┌──

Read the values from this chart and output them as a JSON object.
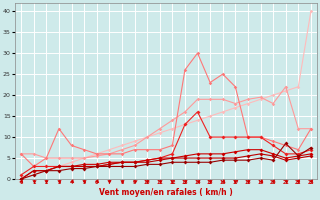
{
  "x": [
    0,
    1,
    2,
    3,
    4,
    5,
    6,
    7,
    8,
    9,
    10,
    11,
    12,
    13,
    14,
    15,
    16,
    17,
    18,
    19,
    20,
    21,
    22,
    23
  ],
  "series": [
    {
      "name": "line1_lightest",
      "color": "#ffbbbb",
      "linewidth": 0.8,
      "markersize": 1.8,
      "y": [
        0,
        1,
        2,
        3,
        4,
        5,
        6,
        7,
        8,
        9,
        10,
        11,
        12,
        13,
        14,
        15,
        16,
        17,
        18,
        19,
        20,
        21,
        22,
        40
      ]
    },
    {
      "name": "line2_light_pink",
      "color": "#ff9999",
      "linewidth": 0.8,
      "markersize": 1.8,
      "y": [
        6,
        6,
        5,
        5,
        5,
        5,
        5.5,
        6,
        7,
        8,
        10,
        12,
        14,
        16,
        19,
        19,
        19,
        18,
        19,
        19.5,
        18,
        22,
        12,
        12
      ]
    },
    {
      "name": "line3_medium",
      "color": "#ff7777",
      "linewidth": 0.8,
      "markersize": 1.8,
      "y": [
        6,
        3,
        5,
        12,
        8,
        7,
        6,
        6,
        6,
        7,
        7,
        7,
        8,
        26,
        30,
        23,
        25,
        22,
        10,
        10,
        9,
        8,
        7,
        12
      ]
    },
    {
      "name": "line4_red",
      "color": "#ee2222",
      "linewidth": 0.8,
      "markersize": 2.0,
      "y": [
        1,
        3,
        3,
        3,
        3,
        3,
        3,
        3.5,
        4,
        4,
        4.5,
        5,
        6,
        13,
        16,
        10,
        10,
        10,
        10,
        10,
        8,
        6,
        6,
        7
      ]
    },
    {
      "name": "line5_dark_red1",
      "color": "#cc0000",
      "linewidth": 0.8,
      "markersize": 2.0,
      "y": [
        0,
        2,
        2,
        3,
        3,
        3.5,
        3.5,
        4,
        4,
        4,
        4.5,
        5,
        5,
        5.5,
        6,
        6,
        6,
        6.5,
        7,
        7,
        6,
        5,
        5.5,
        6
      ]
    },
    {
      "name": "line6_dark_red2",
      "color": "#bb0000",
      "linewidth": 0.8,
      "markersize": 2.0,
      "y": [
        0,
        2,
        2,
        3,
        3,
        3,
        3,
        3.5,
        4,
        4,
        4,
        4.5,
        5,
        5,
        5,
        5,
        5,
        5,
        5.5,
        6,
        5.5,
        4.5,
        5,
        5.5
      ]
    },
    {
      "name": "line7_darkest",
      "color": "#990000",
      "linewidth": 0.8,
      "markersize": 2.0,
      "y": [
        0,
        1,
        2,
        2,
        2.5,
        2.5,
        3,
        3,
        3,
        3,
        3.5,
        3.5,
        4,
        4,
        4,
        4,
        4.5,
        4.5,
        4.5,
        5,
        4.5,
        8.5,
        5.5,
        7.5
      ]
    }
  ],
  "arrow_directions": [
    225,
    270,
    270,
    270,
    225,
    270,
    225,
    270,
    270,
    270,
    270,
    270,
    270,
    270,
    270,
    270,
    225,
    270,
    270,
    225,
    0,
    270,
    0,
    0
  ],
  "xlabel": "Vent moyen/en rafales ( km/h )",
  "xlim": [
    -0.5,
    23.5
  ],
  "ylim": [
    0,
    42
  ],
  "yticks": [
    0,
    5,
    10,
    15,
    20,
    25,
    30,
    35,
    40
  ],
  "xticks": [
    0,
    1,
    2,
    3,
    4,
    5,
    6,
    7,
    8,
    9,
    10,
    11,
    12,
    13,
    14,
    15,
    16,
    17,
    18,
    19,
    20,
    21,
    22,
    23
  ],
  "bg_color": "#ceeaea",
  "grid_color": "#ffffff",
  "arrow_color": "#cc0000",
  "tick_color": "#cc0000",
  "label_color": "#cc0000"
}
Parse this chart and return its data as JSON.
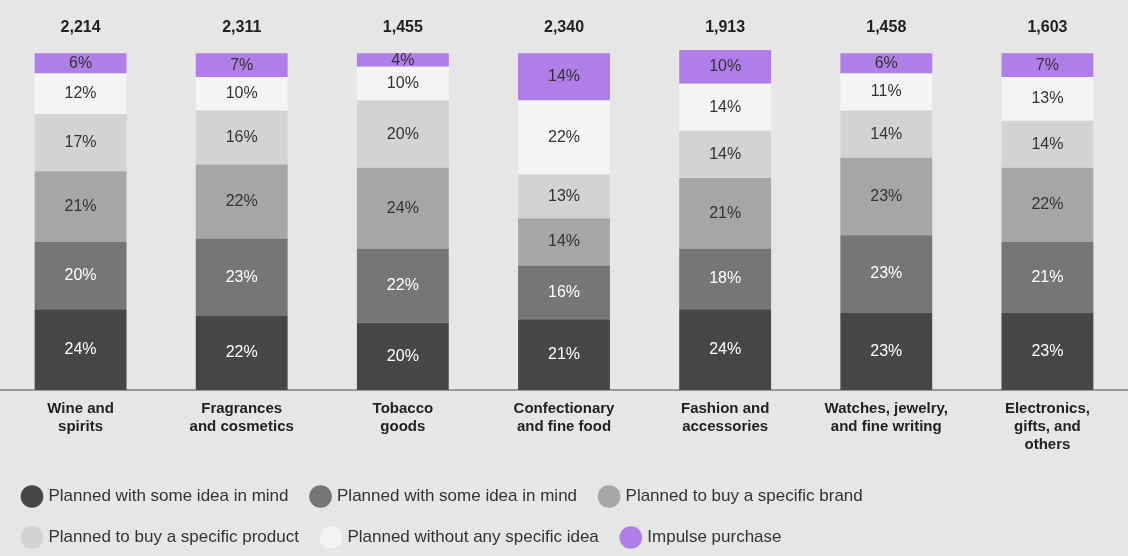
{
  "chart_data": {
    "type": "bar",
    "stacked": true,
    "ylim": [
      0,
      101
    ],
    "legend": "bottom",
    "grid": false,
    "categories": [
      "Wine and\nspirits",
      "Fragrances\nand cosmetics",
      "Tobacco\ngoods",
      "Confectionary\nand fine food",
      "Fashion and\naccessories",
      "Watches, jewelry,\nand fine writing",
      "Electronics,\ngifts, and\nothers"
    ],
    "annotations": [
      "2,214",
      "2,311",
      "1,455",
      "2,340",
      "1,913",
      "1,458",
      "1,603"
    ],
    "series": [
      {
        "name": "Planned with some idea in mind",
        "color": "#474747",
        "values": [
          24,
          22,
          20,
          21,
          24,
          23,
          23
        ],
        "value_labels": [
          "24%",
          "22%",
          "20%",
          "21%",
          "24%",
          "23%",
          "23%"
        ]
      },
      {
        "name": "Planned with some idea in mind",
        "color": "#767676",
        "values": [
          20,
          23,
          22,
          16,
          18,
          23,
          21
        ],
        "value_labels": [
          "20%",
          "23%",
          "22%",
          "16%",
          "18%",
          "23%",
          "21%"
        ]
      },
      {
        "name": "Planned to buy a specific brand",
        "color": "#a6a6a6",
        "values": [
          21,
          22,
          24,
          14,
          21,
          23,
          22
        ],
        "value_labels": [
          "21%",
          "22%",
          "24%",
          "14%",
          "21%",
          "23%",
          "22%"
        ]
      },
      {
        "name": "Planned to buy a specific product",
        "color": "#d3d3d3",
        "values": [
          17,
          16,
          20,
          13,
          14,
          14,
          14
        ],
        "value_labels": [
          "17%",
          "16%",
          "20%",
          "13%",
          "14%",
          "14%",
          "14%"
        ]
      },
      {
        "name": "Planned without any specific idea",
        "color": "#f4f4f4",
        "values": [
          12,
          10,
          10,
          22,
          14,
          11,
          13
        ],
        "value_labels": [
          "12%",
          "10%",
          "10%",
          "22%",
          "14%",
          "11%",
          "13%"
        ]
      },
      {
        "name": "Impulse purchase",
        "color": "#b07ee8",
        "values": [
          6,
          7,
          4,
          14,
          10,
          6,
          7
        ],
        "value_labels": [
          "6%",
          "7%",
          "4%",
          "14%",
          "10%",
          "6%",
          "7%"
        ]
      }
    ]
  }
}
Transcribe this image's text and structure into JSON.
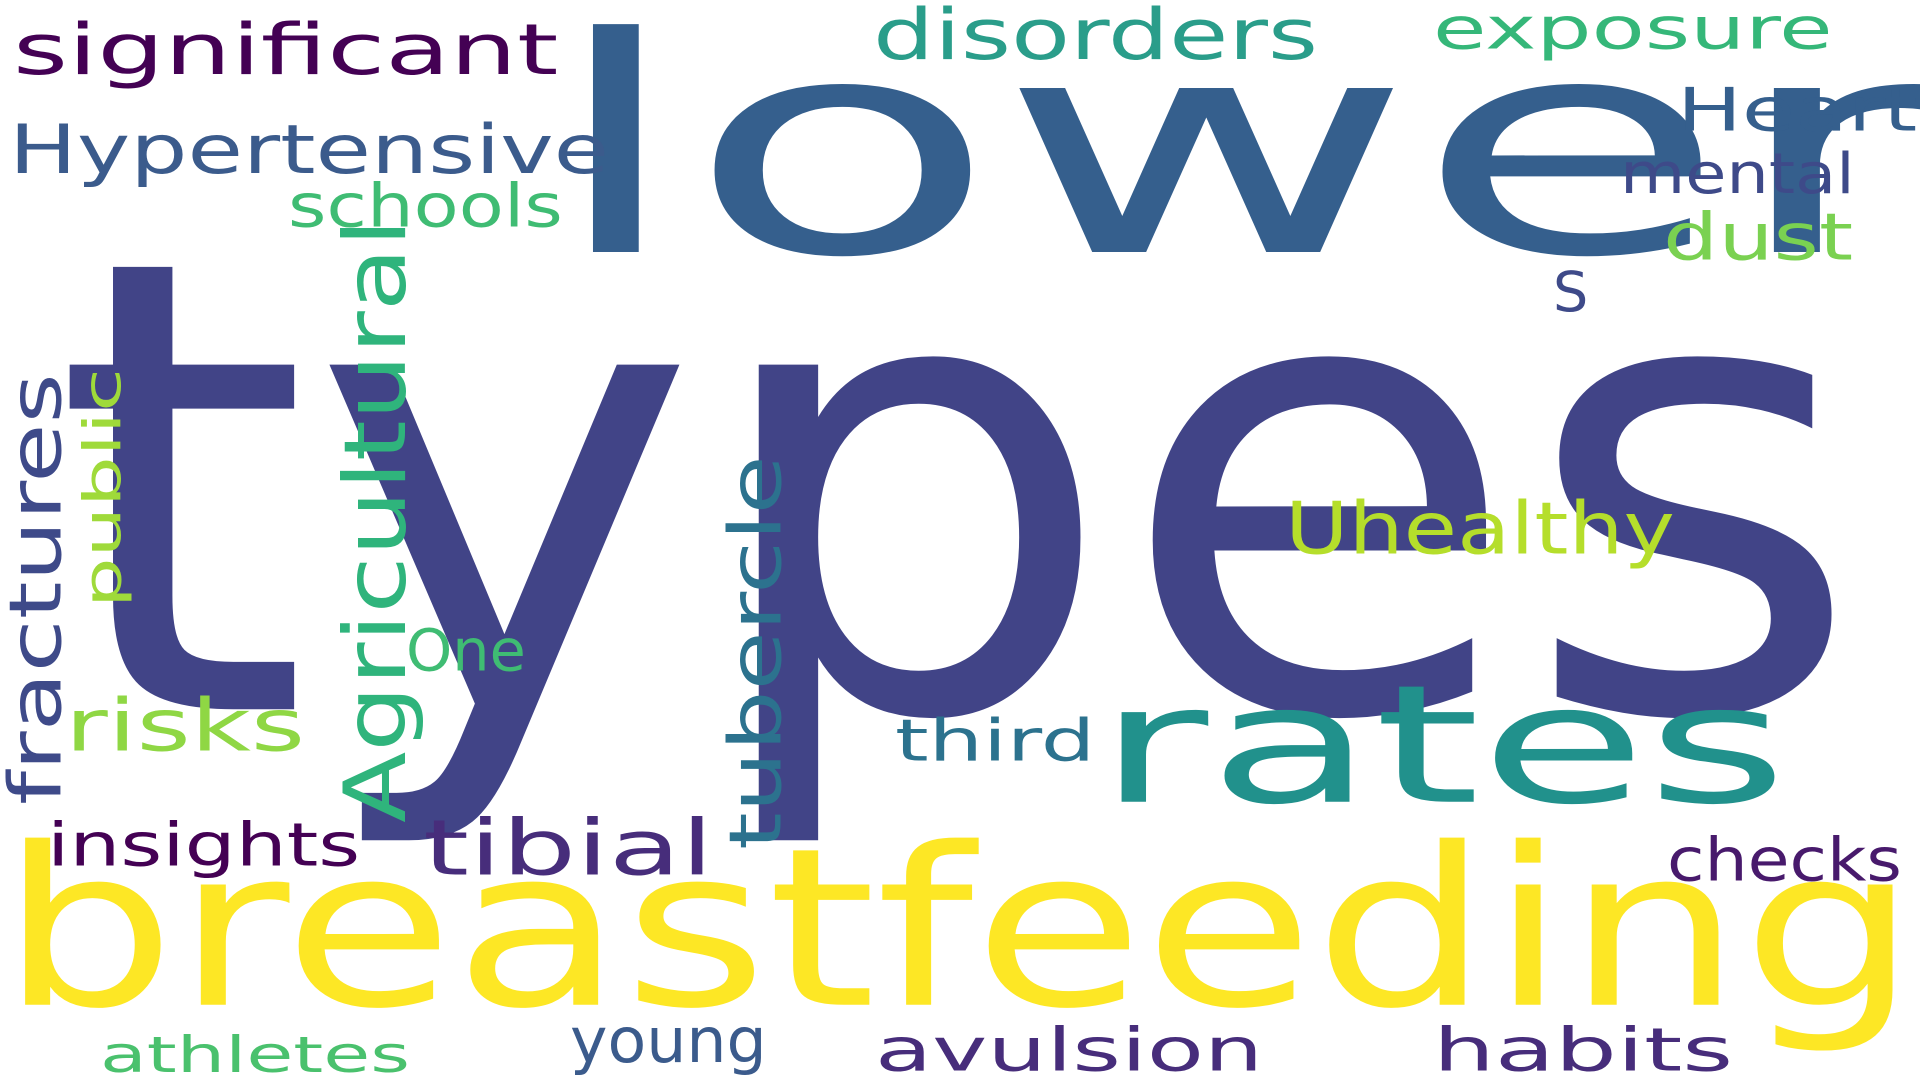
{
  "word_cloud": {
    "words": [
      {
        "text": "types",
        "color": "#414487",
        "vertical": false
      },
      {
        "text": "lower",
        "color": "#355f8d",
        "vertical": false
      },
      {
        "text": "breastfeeding",
        "color": "#fde725",
        "vertical": false
      },
      {
        "text": "rates",
        "color": "#21918c",
        "vertical": false
      },
      {
        "text": "significant",
        "color": "#440154",
        "vertical": false
      },
      {
        "text": "disorders",
        "color": "#2a9d8a",
        "vertical": false
      },
      {
        "text": "exposure",
        "color": "#35b779",
        "vertical": false
      },
      {
        "text": "Hypertensive",
        "color": "#3b5b8c",
        "vertical": false
      },
      {
        "text": "Heart",
        "color": "#355f8d",
        "vertical": false
      },
      {
        "text": "mental",
        "color": "#3e4a89",
        "vertical": false
      },
      {
        "text": "dust",
        "color": "#7ad151",
        "vertical": false
      },
      {
        "text": "schools",
        "color": "#3fbc73",
        "vertical": false
      },
      {
        "text": "S",
        "color": "#3e4a89",
        "vertical": false
      },
      {
        "text": "Uhealthy",
        "color": "#b5de2b",
        "vertical": false
      },
      {
        "text": "One",
        "color": "#3fbc73",
        "vertical": false
      },
      {
        "text": "risks",
        "color": "#8fd744",
        "vertical": false
      },
      {
        "text": "third",
        "color": "#2c728e",
        "vertical": false
      },
      {
        "text": "insights",
        "color": "#440154",
        "vertical": false
      },
      {
        "text": "tibial",
        "color": "#472d7b",
        "vertical": false
      },
      {
        "text": "checks",
        "color": "#481a6c",
        "vertical": false
      },
      {
        "text": "young",
        "color": "#3b5b8c",
        "vertical": false
      },
      {
        "text": "athletes",
        "color": "#4ac16d",
        "vertical": false
      },
      {
        "text": "avulsion",
        "color": "#472d7b",
        "vertical": false
      },
      {
        "text": "habits",
        "color": "#472d7b",
        "vertical": false
      },
      {
        "text": "fractures",
        "color": "#3e4a89",
        "vertical": true
      },
      {
        "text": "public",
        "color": "#9fda3a",
        "vertical": true
      },
      {
        "text": "Agricultural",
        "color": "#2fb47c",
        "vertical": true
      },
      {
        "text": "tubercle",
        "color": "#2c728e",
        "vertical": true
      }
    ]
  }
}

└──

> **SHORT PROBLEM**: Look through the entries and find each line that has the string "fine". Copy those lines.

> **EXPECTED ANSWER**:
      "Confectionary\nand fine food",
      "Watches, jewelry,\nand fine writing",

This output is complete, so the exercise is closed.